Recorded data:
****************

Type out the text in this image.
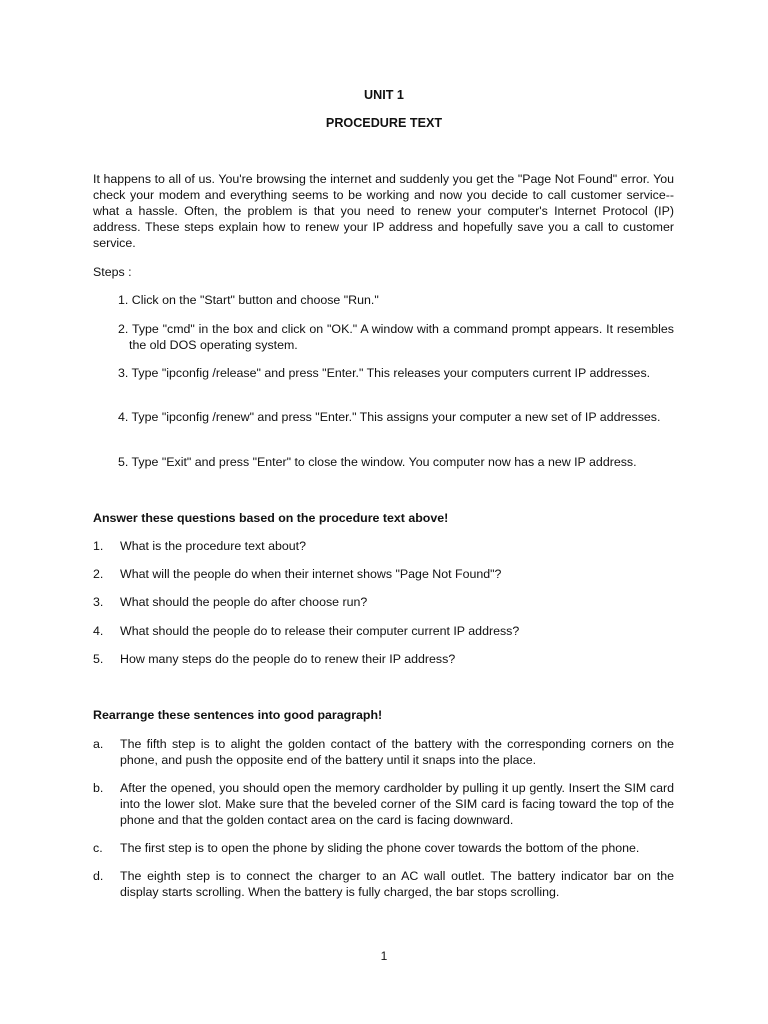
UNIT 1
PROCEDURE TEXT
It happens to all of us. You're browsing the internet and suddenly you get the "Page Not Found" error. You check your modem and everything seems to be working and now you decide to call customer service--what a hassle. Often, the problem is that you need to renew your computer's Internet Protocol (IP) address. These steps explain how to renew your IP address and hopefully save you a call to customer service.
Steps :
1. Click on the "Start" button and choose "Run."
2. Type "cmd" in the box and click on "OK." A window with a command prompt appears. It resembles the old DOS operating system.
3. Type "ipconfig /release" and press "Enter." This releases your computers current IP addresses.
4. Type "ipconfig /renew" and press "Enter." This assigns your computer a new set of IP addresses.
5. Type "Exit" and press "Enter" to close the window. You computer now has a new IP address.
Answer these questions based on the procedure text above!
1.	What is the procedure text about?
2.	What will the people do when their internet shows "Page Not Found"?
3.	What should the people do after choose run?
4.	What should the people do to release their computer current IP address?
5.	How many steps do the people do to renew their IP address?
Rearrange these sentences into good paragraph!
a.	The fifth step is to alight the golden contact of the battery with the corresponding corners on the phone, and push the opposite end of the battery until it snaps into the place.
b.	After the opened, you should open the memory cardholder by pulling it up gently. Insert the SIM card into the lower slot. Make sure that the beveled corner of the SIM card is facing toward the top of the phone and that the golden contact area on the card is facing downward.
c.	The first step is to open the phone by sliding the phone cover towards the bottom of the phone.
d.	The eighth step is to connect the charger to an AC wall outlet. The battery indicator bar on the display starts scrolling. When the battery is fully charged, the bar stops scrolling.
1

****************

» Short problem
What you return should match the records above word for word, minus the pictures.

» Completed exercise
Type out the text in this image.
UNIT 1
PROCEDURE TEXT
It happens to all of us. You're browsing the internet and suddenly you get the "Page Not Found" error. You check your modem and everything seems to be working and now you decide to call customer service--what a hassle. Often, the problem is that you need to renew your computer's Internet Protocol (IP) address. These steps explain how to renew your IP address and hopefully save you a call to customer service.
Steps :
1. Click on the "Start" button and choose "Run."
2. Type "cmd" in the box and click on "OK." A window with a command prompt appears. It resembles the old DOS operating system.
3. Type "ipconfig /release" and press "Enter." This releases your computers current IP addresses.
4. Type "ipconfig /renew" and press "Enter." This assigns your computer a new set of IP addresses.
5. Type "Exit" and press "Enter" to close the window. You computer now has a new IP address.
Answer these questions based on the procedure text above!
1.	What is the procedure text about?
2.	What will the people do when their internet shows "Page Not Found"?
3.	What should the people do after choose run?
4.	What should the people do to release their computer current IP address?
5.	How many steps do the people do to renew their IP address?
Rearrange these sentences into good paragraph!
a.	The fifth step is to alight the golden contact of the battery with the corresponding corners on the phone, and push the opposite end of the battery until it snaps into the place.
b.	After the opened, you should open the memory cardholder by pulling it up gently. Insert the SIM card into the lower slot. Make sure that the beveled corner of the SIM card is facing toward the top of the phone and that the golden contact area on the card is facing downward.
c.	The first step is to open the phone by sliding the phone cover towards the bottom of the phone.
d.	The eighth step is to connect the charger to an AC wall outlet. The battery indicator bar on the display starts scrolling. When the battery is fully charged, the bar stops scrolling.
1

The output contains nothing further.